**Set task**. Go through the material below and copy each line where the word "κάτω" appears.

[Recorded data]
-- Start --

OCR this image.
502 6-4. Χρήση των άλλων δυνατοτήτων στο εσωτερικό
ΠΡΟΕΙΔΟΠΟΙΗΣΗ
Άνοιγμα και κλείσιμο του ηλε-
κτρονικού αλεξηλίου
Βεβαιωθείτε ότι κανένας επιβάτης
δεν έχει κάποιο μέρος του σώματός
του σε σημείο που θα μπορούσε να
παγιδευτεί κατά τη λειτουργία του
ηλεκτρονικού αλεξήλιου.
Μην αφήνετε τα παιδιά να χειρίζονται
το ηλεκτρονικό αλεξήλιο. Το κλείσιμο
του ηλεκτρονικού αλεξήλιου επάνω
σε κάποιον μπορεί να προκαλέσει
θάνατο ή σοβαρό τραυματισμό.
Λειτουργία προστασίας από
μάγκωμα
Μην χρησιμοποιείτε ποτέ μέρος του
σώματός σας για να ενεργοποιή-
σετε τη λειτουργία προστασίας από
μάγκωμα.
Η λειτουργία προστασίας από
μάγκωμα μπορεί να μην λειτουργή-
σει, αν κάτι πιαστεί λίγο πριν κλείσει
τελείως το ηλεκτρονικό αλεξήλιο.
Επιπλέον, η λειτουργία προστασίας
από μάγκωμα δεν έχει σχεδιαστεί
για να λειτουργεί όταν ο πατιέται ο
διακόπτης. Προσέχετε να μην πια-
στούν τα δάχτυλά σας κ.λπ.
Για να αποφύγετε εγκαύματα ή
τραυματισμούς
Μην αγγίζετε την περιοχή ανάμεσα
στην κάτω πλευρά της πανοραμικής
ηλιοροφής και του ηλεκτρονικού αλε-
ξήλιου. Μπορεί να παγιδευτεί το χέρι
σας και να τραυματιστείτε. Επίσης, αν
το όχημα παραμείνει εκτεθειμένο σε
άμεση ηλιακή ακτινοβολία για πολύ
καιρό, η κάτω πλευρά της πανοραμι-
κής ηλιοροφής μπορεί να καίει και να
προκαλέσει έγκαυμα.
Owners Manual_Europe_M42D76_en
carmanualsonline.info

-- End --

**Task solution**.
στην κάτω πλευρά της πανοραμικής
καιρό, η κάτω πλευρά της πανοραμι-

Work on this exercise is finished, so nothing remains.